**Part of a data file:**
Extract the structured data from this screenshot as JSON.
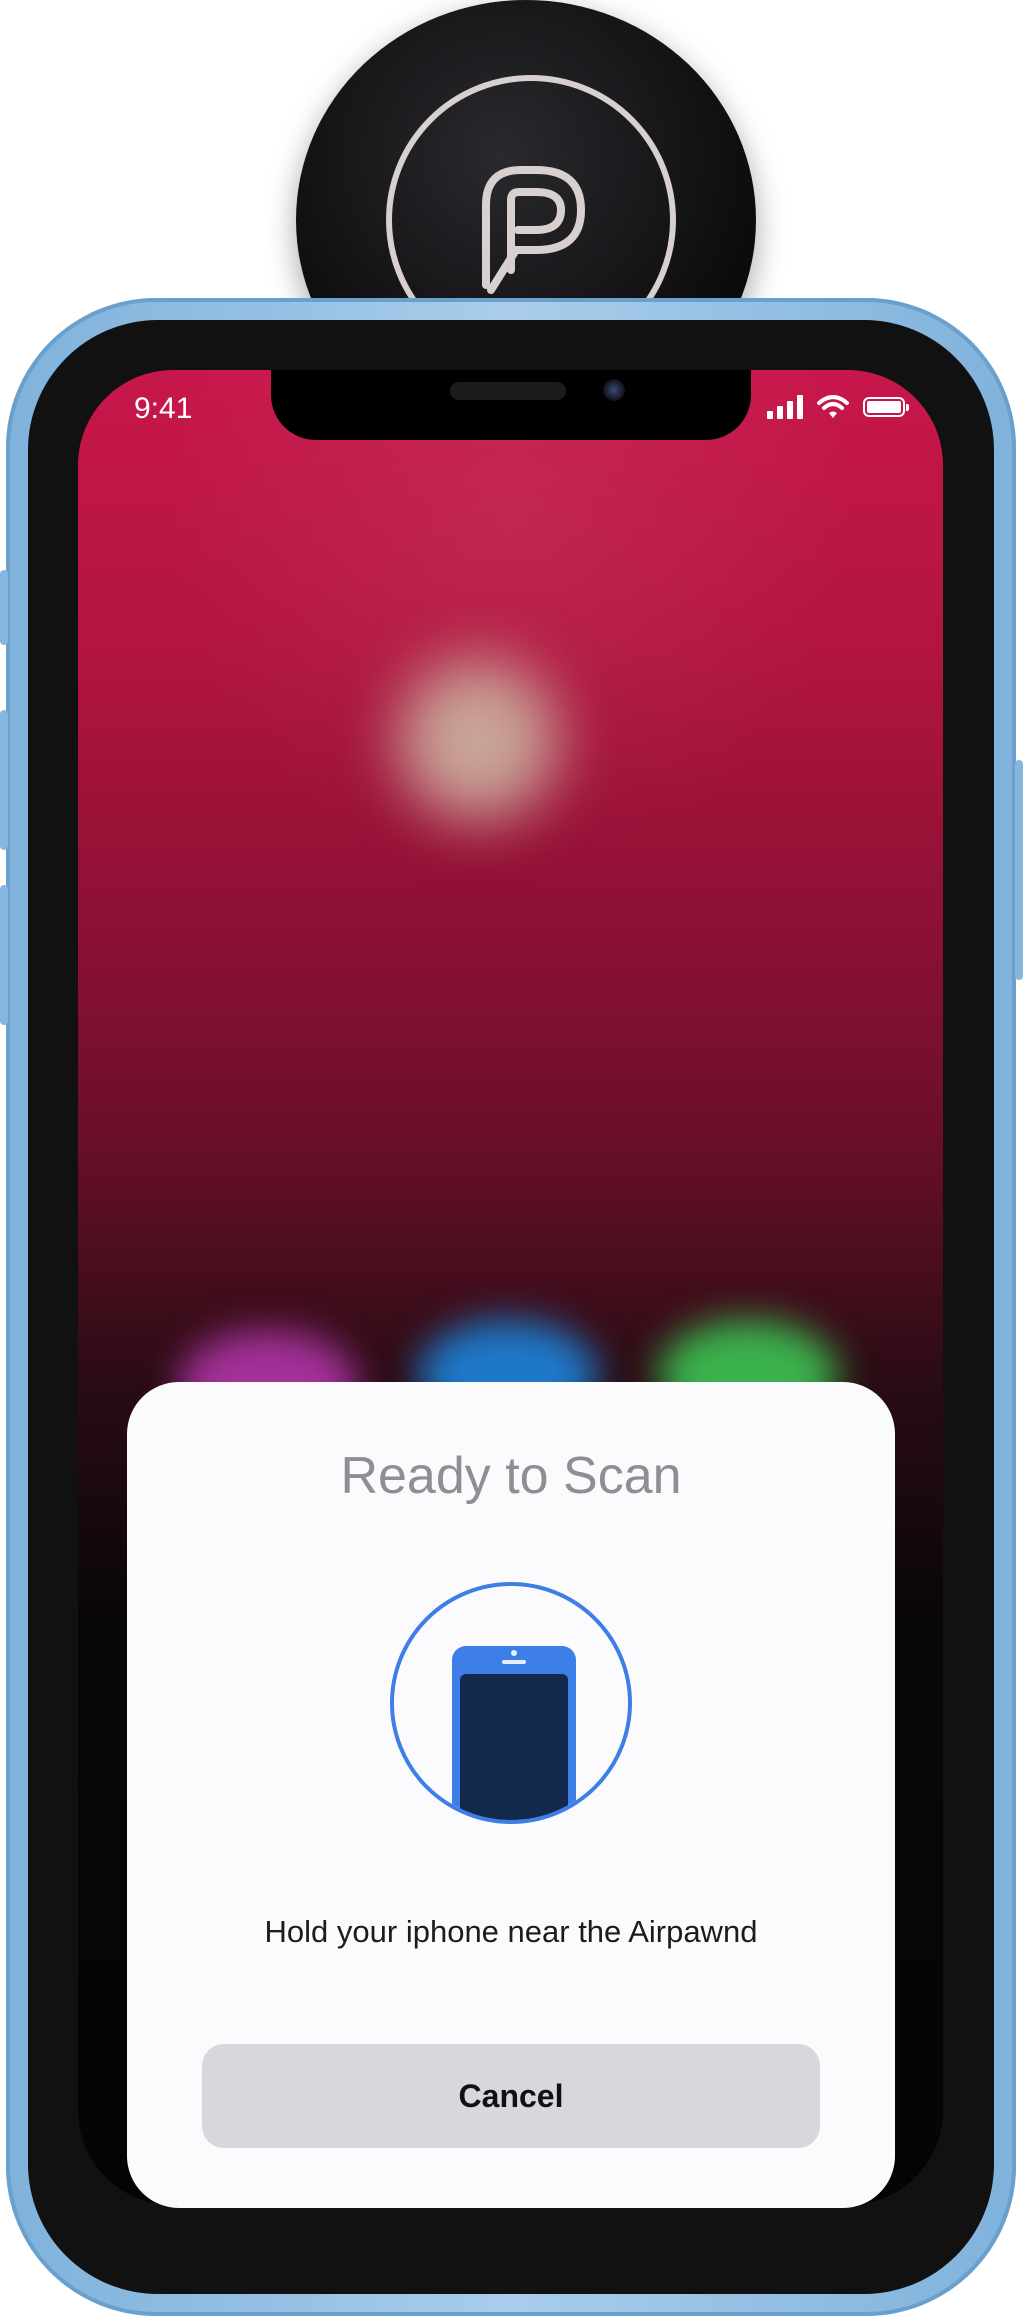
{
  "status_bar": {
    "time": "9:41"
  },
  "nfc_sheet": {
    "title": "Ready to Scan",
    "message": "Hold your iphone near the Airpawnd",
    "cancel_label": "Cancel"
  },
  "colors": {
    "accent_blue": "#3d7fe6",
    "wallpaper_top": "#c8174b",
    "phone_frame": "#8fbce2",
    "sheet_background": "#fbfbfd"
  },
  "icons": [
    "airpawnd-logo-icon",
    "cellular-signal-icon",
    "wifi-icon",
    "battery-icon",
    "phone-scan-icon"
  ]
}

**DIRECTIVE:** Your copy of the data should match it exactly, except that pictures are left out.

**ANSWER FOR THE TASK:**
Extract the structured data from this screenshot as JSON.
{
  "status_bar": {
    "time": "9:41"
  },
  "nfc_sheet": {
    "title": "Ready to Scan",
    "message": "Hold your iphone near the Airpawnd",
    "cancel_label": "Cancel"
  },
  "colors": {
    "accent_blue": "#3d7fe6",
    "wallpaper_top": "#c8174b",
    "phone_frame": "#8fbce2",
    "sheet_background": "#fbfbfd"
  },
  "icons": [
    "airpawnd-logo-icon",
    "cellular-signal-icon",
    "wifi-icon",
    "battery-icon",
    "phone-scan-icon"
  ]
}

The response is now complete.